(Dataset records)

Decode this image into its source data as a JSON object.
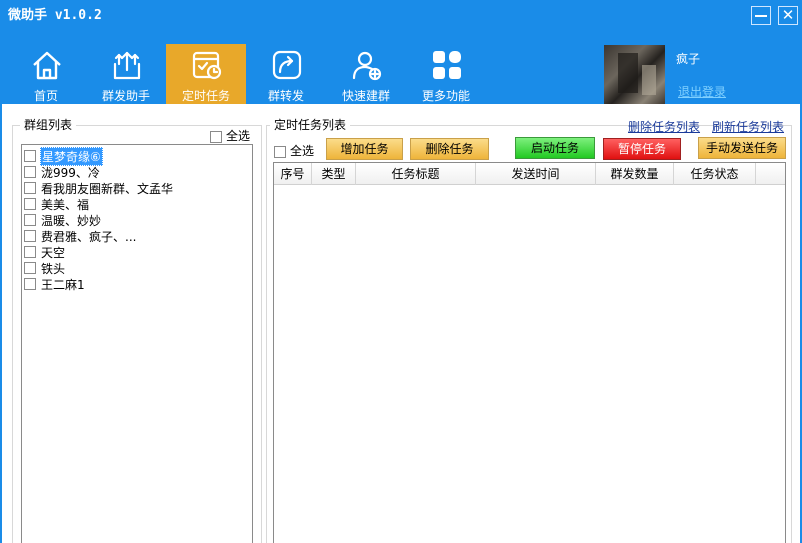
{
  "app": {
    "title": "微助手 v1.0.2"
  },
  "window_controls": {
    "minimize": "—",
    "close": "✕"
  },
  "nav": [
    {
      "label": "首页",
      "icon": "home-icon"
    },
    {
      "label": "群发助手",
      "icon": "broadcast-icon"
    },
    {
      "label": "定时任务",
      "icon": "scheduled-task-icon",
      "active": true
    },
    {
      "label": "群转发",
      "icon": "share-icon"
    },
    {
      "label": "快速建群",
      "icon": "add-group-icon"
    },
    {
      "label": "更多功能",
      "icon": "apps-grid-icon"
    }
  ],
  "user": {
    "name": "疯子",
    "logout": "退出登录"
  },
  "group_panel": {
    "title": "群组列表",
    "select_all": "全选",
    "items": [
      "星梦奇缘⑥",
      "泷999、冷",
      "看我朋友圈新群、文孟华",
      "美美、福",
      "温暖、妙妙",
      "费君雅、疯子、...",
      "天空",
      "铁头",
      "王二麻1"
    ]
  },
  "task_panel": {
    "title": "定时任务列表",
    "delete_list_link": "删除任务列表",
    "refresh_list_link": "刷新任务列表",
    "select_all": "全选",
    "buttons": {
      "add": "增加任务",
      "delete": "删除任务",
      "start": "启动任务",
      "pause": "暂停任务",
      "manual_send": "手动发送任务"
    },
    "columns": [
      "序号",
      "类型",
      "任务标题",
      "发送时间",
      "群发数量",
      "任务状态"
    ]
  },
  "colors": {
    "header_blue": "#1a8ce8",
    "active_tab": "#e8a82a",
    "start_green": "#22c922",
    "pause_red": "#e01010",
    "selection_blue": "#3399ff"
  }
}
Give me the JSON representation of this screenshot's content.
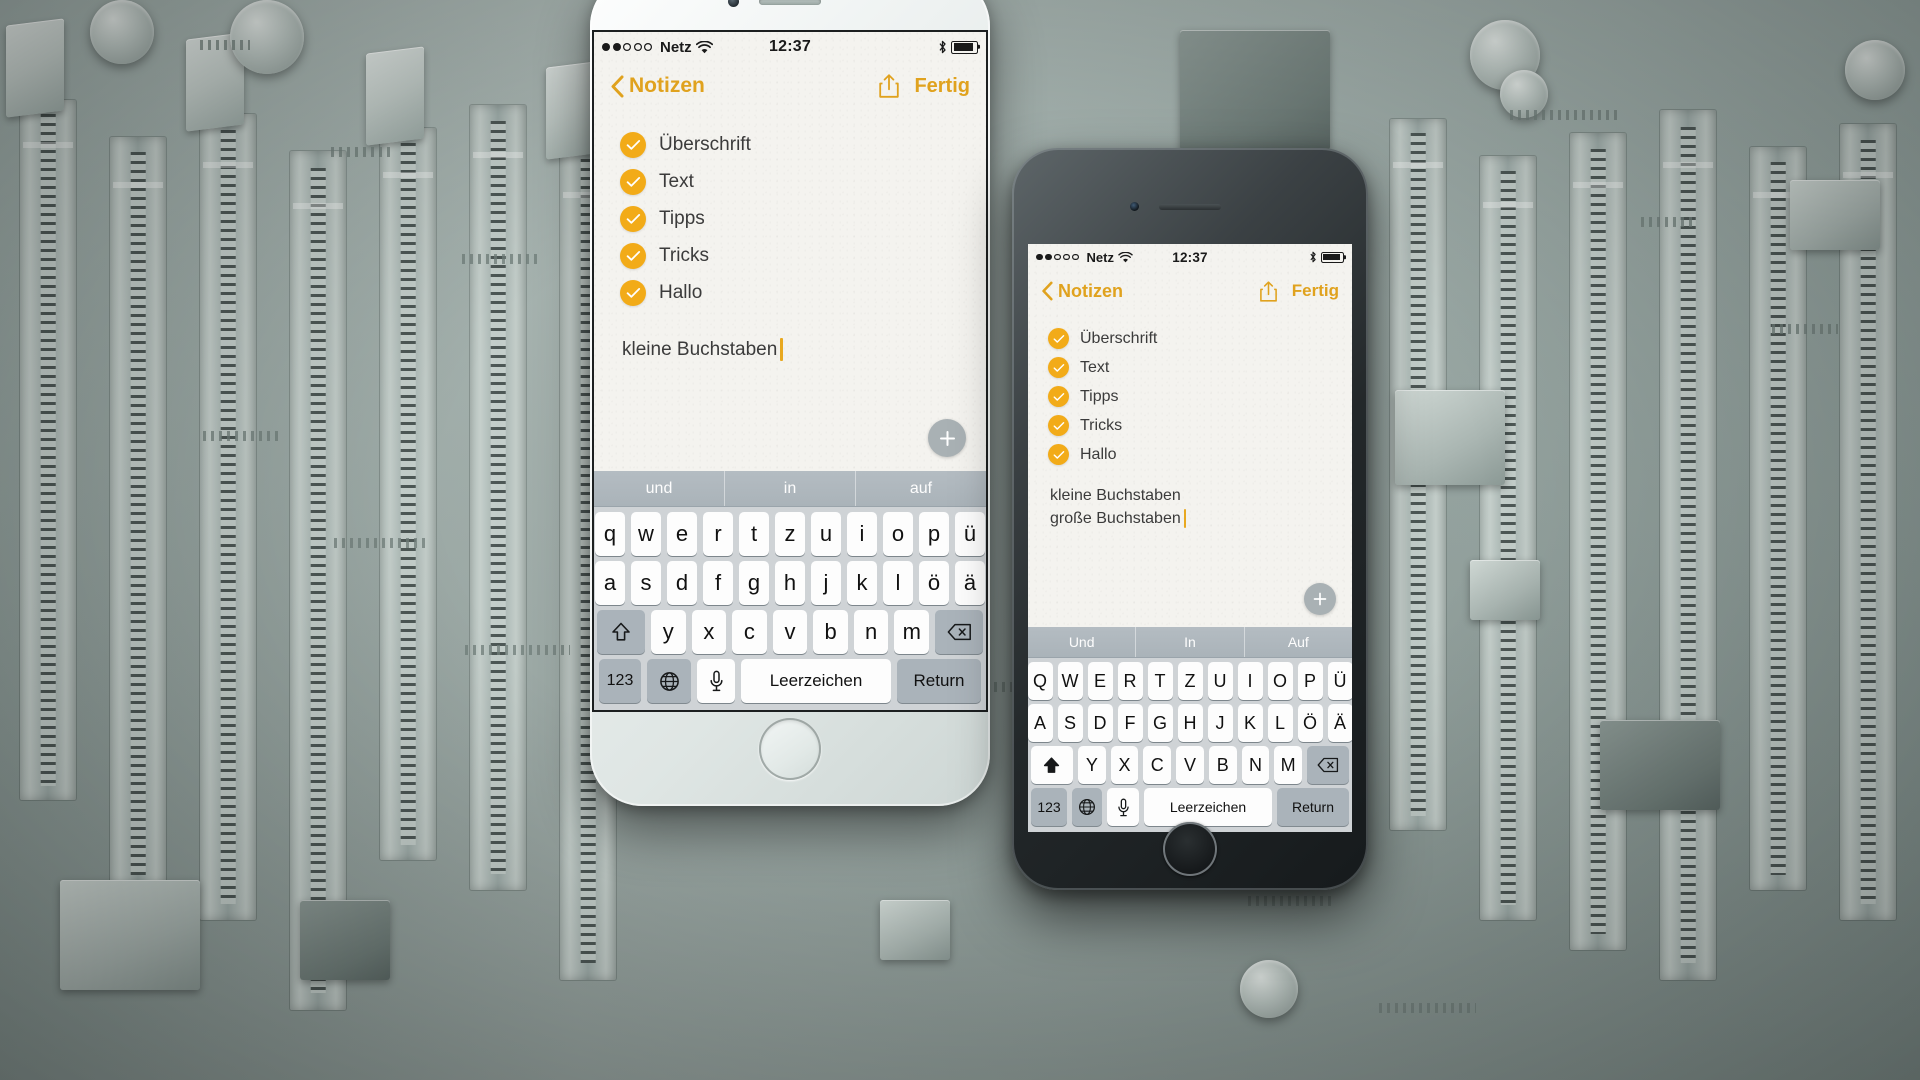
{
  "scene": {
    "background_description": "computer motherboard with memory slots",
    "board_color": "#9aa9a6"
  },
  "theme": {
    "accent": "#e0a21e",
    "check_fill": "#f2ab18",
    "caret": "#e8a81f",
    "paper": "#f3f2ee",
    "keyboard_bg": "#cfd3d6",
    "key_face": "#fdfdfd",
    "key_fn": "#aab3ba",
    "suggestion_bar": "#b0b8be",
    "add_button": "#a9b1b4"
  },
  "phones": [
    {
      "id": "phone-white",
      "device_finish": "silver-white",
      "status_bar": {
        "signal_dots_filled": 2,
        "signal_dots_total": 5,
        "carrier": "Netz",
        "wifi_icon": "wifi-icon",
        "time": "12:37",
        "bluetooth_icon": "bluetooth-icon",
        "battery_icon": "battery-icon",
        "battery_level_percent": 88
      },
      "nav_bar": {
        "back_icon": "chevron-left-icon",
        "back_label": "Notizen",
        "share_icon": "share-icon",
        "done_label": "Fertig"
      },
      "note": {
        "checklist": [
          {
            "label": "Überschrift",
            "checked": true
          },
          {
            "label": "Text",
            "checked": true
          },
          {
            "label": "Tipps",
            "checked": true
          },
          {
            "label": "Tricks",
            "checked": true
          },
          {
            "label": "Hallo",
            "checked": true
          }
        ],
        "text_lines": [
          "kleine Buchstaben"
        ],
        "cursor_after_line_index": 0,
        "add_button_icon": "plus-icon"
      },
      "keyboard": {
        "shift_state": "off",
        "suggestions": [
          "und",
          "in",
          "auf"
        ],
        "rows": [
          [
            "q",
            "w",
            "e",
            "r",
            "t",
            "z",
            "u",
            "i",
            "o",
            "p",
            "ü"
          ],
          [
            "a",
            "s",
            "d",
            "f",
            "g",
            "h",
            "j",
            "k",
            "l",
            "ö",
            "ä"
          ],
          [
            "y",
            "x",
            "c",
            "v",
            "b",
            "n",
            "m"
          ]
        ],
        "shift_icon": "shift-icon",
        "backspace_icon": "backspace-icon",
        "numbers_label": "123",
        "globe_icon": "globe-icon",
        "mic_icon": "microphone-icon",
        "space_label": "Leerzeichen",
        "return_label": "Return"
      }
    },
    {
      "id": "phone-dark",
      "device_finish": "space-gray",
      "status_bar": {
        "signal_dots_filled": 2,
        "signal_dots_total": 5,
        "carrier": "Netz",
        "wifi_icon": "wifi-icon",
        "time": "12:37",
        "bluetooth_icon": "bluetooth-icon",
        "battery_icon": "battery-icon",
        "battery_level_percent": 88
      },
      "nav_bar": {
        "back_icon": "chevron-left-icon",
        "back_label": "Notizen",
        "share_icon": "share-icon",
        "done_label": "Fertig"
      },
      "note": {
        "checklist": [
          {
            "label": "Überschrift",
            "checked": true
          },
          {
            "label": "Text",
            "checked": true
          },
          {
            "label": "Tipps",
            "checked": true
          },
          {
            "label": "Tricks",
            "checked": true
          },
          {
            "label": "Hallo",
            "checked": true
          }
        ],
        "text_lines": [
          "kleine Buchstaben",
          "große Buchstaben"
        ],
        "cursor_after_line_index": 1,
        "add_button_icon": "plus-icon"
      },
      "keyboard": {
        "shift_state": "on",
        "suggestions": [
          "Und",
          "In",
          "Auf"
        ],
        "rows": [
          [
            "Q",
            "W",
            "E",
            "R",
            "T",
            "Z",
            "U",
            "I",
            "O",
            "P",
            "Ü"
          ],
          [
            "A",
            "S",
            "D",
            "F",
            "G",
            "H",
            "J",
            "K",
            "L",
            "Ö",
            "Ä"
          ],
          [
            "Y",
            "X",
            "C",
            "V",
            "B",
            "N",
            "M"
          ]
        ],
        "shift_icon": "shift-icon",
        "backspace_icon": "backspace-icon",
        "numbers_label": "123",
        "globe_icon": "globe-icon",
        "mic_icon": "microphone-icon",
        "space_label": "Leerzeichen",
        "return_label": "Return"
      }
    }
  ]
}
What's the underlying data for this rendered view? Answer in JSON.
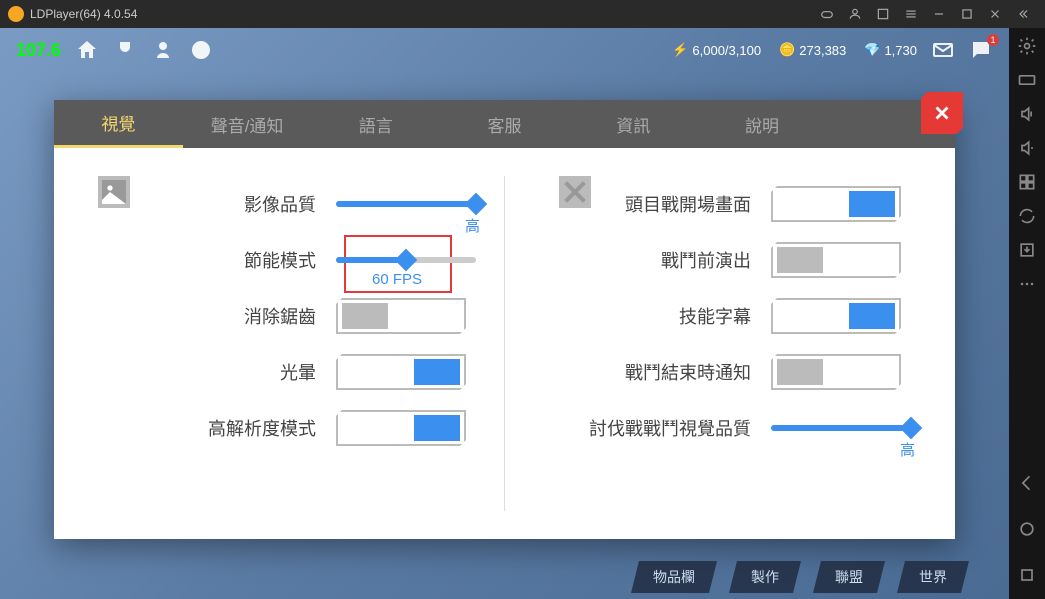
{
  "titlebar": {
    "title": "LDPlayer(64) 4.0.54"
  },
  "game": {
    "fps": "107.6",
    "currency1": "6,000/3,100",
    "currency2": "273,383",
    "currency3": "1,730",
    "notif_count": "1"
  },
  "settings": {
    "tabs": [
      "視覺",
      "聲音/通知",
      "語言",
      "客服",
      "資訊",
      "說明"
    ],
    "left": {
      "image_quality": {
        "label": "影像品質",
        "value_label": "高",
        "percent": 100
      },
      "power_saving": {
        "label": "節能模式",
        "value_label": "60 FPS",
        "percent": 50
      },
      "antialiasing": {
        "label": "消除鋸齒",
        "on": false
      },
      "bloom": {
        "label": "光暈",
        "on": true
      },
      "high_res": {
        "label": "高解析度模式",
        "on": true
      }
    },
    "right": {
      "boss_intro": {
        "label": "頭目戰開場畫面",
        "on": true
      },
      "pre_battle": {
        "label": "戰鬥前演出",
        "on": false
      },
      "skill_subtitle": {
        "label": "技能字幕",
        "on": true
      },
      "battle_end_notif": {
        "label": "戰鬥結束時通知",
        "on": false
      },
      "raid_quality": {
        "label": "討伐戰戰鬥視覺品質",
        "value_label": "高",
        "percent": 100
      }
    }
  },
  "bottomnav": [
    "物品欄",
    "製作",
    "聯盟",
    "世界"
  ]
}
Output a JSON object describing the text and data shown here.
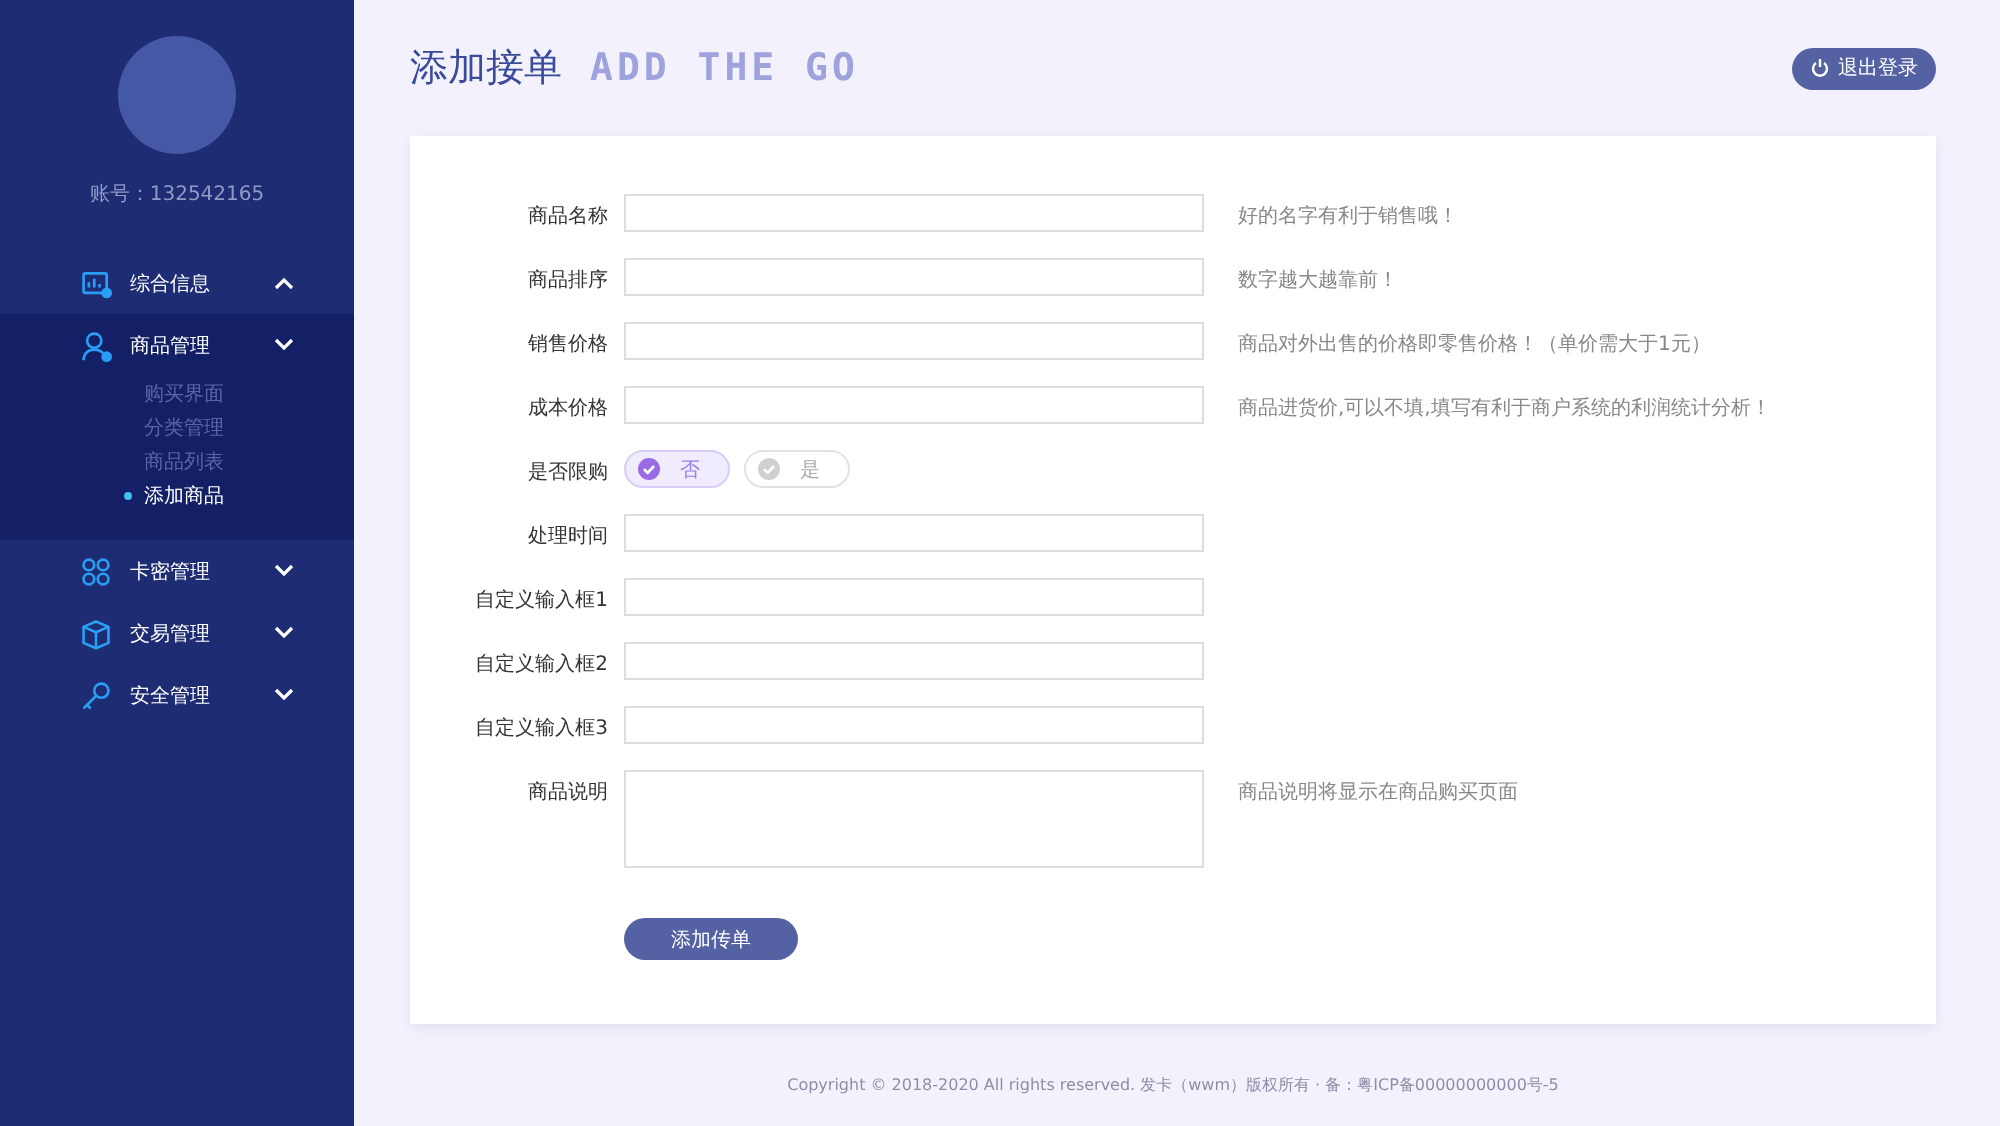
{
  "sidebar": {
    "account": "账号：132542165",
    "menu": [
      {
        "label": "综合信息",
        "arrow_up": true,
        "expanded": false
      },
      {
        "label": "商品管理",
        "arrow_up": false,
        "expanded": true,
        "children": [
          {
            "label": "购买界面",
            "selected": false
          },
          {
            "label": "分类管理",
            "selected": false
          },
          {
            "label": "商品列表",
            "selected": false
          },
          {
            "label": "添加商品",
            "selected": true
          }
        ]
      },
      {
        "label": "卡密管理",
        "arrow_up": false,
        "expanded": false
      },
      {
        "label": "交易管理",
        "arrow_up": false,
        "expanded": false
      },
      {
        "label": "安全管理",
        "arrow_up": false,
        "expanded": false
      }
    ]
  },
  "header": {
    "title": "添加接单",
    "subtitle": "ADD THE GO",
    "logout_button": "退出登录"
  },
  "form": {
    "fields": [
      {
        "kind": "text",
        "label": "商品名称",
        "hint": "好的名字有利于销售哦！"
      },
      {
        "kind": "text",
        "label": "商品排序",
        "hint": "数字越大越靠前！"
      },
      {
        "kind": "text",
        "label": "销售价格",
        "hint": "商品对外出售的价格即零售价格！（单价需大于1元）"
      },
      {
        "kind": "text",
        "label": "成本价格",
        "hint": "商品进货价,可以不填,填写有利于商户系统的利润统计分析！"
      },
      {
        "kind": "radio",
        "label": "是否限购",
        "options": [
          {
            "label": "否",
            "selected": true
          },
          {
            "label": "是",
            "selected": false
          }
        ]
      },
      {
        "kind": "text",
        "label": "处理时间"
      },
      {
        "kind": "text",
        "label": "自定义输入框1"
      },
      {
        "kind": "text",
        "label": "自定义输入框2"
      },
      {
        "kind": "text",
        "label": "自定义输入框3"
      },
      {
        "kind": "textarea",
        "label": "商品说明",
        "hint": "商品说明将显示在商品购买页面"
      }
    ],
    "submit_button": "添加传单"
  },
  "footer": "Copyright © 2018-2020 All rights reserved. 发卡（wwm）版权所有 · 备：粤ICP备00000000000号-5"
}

What needs to be done: In the material above, find the lines that contain "object" and show them.

Answer to the problem:
Decode this image into its source data as a JSON object.
Output a JSON object describing the text and data shown here.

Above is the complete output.